## Dataset rows
┌──

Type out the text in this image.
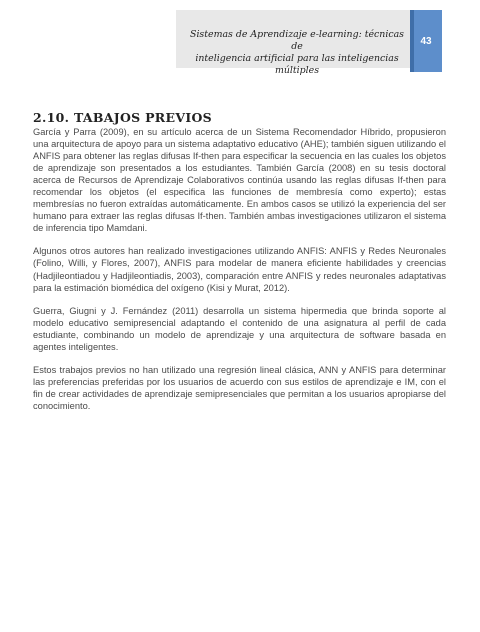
Sistemas de Aprendizaje e-learning: técnicas de
inteligencia artificial para las inteligencias múltiples
43
2.10. TABAJOS PREVIOS

García y Parra (2009), en su artículo acerca de un Sistema Recomendador Híbrido, propusieron una arquitectura de apoyo para un sistema adaptativo educativo (AHE); también siguen utilizando el ANFIS para obtener las reglas difusas If-then para especificar la secuencia en las cuales los objetos de aprendizaje son presentados a los estudiantes. También García (2008) en su tesis doctoral acerca de Recursos de Aprendizaje Colaborativos continúa usando las reglas difusas If-then para recomendar los objetos (el especifica las funciones de membresía como experto); estas membresías no fueron extraídas automáticamente. En ambos casos se utilizó la experiencia del ser humano para extraer las reglas difusas If-then. También ambas investigaciones utilizaron el sistema de inferencia tipo Mamdani.

Algunos otros autores han realizado investigaciones utilizando ANFIS: ANFIS y Redes Neuronales (Folino, Willi, y Flores, 2007), ANFIS para modelar de manera eficiente habilidades y creencias (Hadjileontiadou y Hadjileontiadis, 2003), comparación entre ANFIS y redes neuronales adaptativas para la estimación biomédica del oxígeno (Kisi y Murat, 2012).

Guerra, Giugni y J. Fernández (2011) desarrolla un sistema hipermedia que brinda soporte al modelo educativo semipresencial adaptando el contenido de una asignatura al perfil de cada estudiante, combinando un modelo de aprendizaje y una arquitectura de software basada en agentes inteligentes.

Estos trabajos previos no han utilizado una regresión lineal clásica, ANN y ANFIS para determinar las preferencias preferidas por los usuarios de acuerdo con sus estilos de aprendizaje e IM, con el fin de crear actividades de aprendizaje semipresenciales que permitan a los usuarios apropiarse del conocimiento.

└──

## Exercise prompt
Print each record exactly as it stands, leaving the images out.

## The response
Type out the text in this image.
Sistemas de Aprendizaje e-learning: técnicas de
inteligencia artificial para las inteligencias múltiples
43
2.10. TABAJOS PREVIOS

García y Parra (2009), en su artículo acerca de un Sistema Recomendador Híbrido, propusieron una arquitectura de apoyo para un sistema adaptativo educativo (AHE); también siguen utilizando el ANFIS para obtener las reglas difusas If-then para especificar la secuencia en las cuales los objetos de aprendizaje son presentados a los estudiantes. También García (2008) en su tesis doctoral acerca de Recursos de Aprendizaje Colaborativos continúa usando las reglas difusas If-then para recomendar los objetos (el especifica las funciones de membresía como experto); estas membresías no fueron extraídas automáticamente. En ambos casos se utilizó la experiencia del ser humano para extraer las reglas difusas If-then. También ambas investigaciones utilizaron el sistema de inferencia tipo Mamdani.

Algunos otros autores han realizado investigaciones utilizando ANFIS: ANFIS y Redes Neuronales (Folino, Willi, y Flores, 2007), ANFIS para modelar de manera eficiente habilidades y creencias (Hadjileontiadou y Hadjileontiadis, 2003), comparación entre ANFIS y redes neuronales adaptativas para la estimación biomédica del oxígeno (Kisi y Murat, 2012).

Guerra, Giugni y J. Fernández (2011) desarrolla un sistema hipermedia que brinda soporte al modelo educativo semipresencial adaptando el contenido de una asignatura al perfil de cada estudiante, combinando un modelo de aprendizaje y una arquitectura de software basada en agentes inteligentes.

Estos trabajos previos no han utilizado una regresión lineal clásica, ANN y ANFIS para determinar las preferencias preferidas por los usuarios de acuerdo con sus estilos de aprendizaje e IM, con el fin de crear actividades de aprendizaje semipresenciales que permitan a los usuarios apropiarse del conocimiento.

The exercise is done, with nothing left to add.